(Extracted data entries)
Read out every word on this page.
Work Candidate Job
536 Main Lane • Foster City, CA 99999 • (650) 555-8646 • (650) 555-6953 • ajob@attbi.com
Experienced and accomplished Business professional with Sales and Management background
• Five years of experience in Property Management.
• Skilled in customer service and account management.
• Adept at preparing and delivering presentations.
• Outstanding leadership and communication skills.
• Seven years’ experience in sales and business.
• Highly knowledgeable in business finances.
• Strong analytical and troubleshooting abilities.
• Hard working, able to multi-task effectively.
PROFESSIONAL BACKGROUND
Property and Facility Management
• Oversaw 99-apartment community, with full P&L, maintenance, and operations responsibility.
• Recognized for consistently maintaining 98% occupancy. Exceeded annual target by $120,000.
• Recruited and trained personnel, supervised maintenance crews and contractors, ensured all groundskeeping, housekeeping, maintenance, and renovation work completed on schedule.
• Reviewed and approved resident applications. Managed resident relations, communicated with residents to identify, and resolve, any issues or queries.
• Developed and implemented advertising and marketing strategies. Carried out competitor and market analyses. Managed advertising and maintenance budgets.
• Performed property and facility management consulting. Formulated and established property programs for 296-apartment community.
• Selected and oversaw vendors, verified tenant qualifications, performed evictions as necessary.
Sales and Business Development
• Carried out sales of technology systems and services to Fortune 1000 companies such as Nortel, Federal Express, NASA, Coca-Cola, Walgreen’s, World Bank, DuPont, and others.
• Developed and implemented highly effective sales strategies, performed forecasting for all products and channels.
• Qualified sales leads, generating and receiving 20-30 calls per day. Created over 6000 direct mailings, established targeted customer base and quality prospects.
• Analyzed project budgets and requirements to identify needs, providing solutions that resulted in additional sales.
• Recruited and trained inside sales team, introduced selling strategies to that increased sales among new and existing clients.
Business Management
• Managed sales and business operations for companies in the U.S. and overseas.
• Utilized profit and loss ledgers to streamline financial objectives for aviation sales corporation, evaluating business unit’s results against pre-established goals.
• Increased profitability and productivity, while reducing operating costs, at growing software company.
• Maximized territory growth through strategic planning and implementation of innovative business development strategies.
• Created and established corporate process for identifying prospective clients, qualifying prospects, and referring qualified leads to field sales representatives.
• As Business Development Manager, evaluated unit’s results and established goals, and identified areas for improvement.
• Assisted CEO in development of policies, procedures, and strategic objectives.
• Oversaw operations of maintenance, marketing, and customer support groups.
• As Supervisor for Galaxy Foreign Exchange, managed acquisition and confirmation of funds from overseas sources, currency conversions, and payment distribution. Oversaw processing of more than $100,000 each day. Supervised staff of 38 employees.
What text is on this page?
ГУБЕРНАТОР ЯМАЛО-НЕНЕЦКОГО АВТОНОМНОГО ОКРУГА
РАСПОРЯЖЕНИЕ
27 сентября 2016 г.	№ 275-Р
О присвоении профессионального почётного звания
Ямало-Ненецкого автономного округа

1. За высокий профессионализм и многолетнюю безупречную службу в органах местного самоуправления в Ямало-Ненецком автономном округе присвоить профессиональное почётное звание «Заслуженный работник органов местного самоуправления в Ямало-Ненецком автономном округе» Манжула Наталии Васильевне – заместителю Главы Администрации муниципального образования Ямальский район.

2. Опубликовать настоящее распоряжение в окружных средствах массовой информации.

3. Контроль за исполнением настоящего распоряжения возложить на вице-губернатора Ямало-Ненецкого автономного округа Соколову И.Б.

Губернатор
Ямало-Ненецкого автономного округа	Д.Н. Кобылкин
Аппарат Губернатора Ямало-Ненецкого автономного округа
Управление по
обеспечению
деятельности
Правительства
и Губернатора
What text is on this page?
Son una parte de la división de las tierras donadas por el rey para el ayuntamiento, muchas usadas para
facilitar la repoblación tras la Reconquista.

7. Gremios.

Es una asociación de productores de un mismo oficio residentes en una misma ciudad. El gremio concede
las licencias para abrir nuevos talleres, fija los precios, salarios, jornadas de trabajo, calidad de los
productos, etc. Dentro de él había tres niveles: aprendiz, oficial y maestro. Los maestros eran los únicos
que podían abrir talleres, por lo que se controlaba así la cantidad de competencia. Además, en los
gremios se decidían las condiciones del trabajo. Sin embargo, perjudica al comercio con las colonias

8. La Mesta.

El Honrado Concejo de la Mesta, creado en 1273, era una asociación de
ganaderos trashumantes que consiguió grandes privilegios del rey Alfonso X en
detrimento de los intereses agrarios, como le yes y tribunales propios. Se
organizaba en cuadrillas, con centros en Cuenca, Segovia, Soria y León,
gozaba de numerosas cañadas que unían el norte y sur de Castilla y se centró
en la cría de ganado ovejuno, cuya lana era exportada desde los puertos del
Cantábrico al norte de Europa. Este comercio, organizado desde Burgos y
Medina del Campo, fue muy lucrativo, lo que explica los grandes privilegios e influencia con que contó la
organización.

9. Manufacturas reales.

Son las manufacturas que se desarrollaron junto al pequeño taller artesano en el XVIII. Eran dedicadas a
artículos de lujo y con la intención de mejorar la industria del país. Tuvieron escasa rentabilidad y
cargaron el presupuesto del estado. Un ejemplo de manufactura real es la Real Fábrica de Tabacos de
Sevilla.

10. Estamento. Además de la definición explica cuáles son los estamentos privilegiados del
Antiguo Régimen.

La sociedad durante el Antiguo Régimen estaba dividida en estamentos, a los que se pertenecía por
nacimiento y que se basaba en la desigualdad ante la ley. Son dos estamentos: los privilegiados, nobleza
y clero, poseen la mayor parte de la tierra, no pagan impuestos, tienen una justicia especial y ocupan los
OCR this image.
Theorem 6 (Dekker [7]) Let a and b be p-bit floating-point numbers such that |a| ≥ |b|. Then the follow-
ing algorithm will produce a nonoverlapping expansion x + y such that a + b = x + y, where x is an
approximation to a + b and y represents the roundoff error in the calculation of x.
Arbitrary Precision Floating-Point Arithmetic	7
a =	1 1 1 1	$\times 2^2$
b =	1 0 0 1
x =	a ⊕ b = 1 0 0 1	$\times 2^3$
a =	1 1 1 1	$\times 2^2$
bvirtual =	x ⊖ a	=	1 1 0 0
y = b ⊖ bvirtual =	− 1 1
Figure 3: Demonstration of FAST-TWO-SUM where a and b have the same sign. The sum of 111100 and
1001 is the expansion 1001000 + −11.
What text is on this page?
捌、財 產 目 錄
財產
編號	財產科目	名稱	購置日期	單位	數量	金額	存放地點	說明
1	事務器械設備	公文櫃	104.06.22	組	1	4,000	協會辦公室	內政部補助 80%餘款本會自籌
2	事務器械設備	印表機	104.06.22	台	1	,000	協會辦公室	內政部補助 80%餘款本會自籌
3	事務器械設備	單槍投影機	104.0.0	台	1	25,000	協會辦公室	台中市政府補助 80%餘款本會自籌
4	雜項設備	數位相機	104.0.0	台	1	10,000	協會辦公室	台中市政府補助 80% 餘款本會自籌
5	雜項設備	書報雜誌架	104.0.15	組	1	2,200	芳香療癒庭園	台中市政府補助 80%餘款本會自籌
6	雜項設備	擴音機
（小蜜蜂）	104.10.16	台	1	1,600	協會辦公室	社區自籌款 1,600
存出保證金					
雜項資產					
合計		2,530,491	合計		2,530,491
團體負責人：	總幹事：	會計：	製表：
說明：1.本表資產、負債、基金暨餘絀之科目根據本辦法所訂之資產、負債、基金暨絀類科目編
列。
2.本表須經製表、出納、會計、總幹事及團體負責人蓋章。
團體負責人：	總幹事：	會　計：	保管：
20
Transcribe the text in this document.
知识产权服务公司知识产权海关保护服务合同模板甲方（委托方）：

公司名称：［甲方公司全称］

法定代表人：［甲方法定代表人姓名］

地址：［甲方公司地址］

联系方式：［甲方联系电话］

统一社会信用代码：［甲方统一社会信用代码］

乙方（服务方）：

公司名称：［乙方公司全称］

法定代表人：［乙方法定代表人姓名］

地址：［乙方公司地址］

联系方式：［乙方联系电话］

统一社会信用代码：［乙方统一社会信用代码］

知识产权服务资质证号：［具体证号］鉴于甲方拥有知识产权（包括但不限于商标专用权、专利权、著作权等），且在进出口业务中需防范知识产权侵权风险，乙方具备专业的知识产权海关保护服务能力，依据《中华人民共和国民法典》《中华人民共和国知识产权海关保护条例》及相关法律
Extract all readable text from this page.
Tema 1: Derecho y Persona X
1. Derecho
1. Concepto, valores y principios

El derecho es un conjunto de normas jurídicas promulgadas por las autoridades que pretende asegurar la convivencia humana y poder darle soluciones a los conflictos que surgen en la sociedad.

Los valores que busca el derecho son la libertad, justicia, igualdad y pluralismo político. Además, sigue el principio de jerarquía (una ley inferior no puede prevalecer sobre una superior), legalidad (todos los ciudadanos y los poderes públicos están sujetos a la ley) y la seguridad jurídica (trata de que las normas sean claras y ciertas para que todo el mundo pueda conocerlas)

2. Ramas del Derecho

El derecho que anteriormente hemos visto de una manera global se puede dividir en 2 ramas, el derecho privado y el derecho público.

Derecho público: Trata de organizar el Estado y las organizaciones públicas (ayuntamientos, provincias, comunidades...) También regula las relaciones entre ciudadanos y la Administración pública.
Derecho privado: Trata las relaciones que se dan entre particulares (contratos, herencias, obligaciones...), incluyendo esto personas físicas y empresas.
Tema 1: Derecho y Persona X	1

▶ Work to do
Using the material above, count the lines containing the word "from". Reply with the number alone.

▶ Finished exercise
2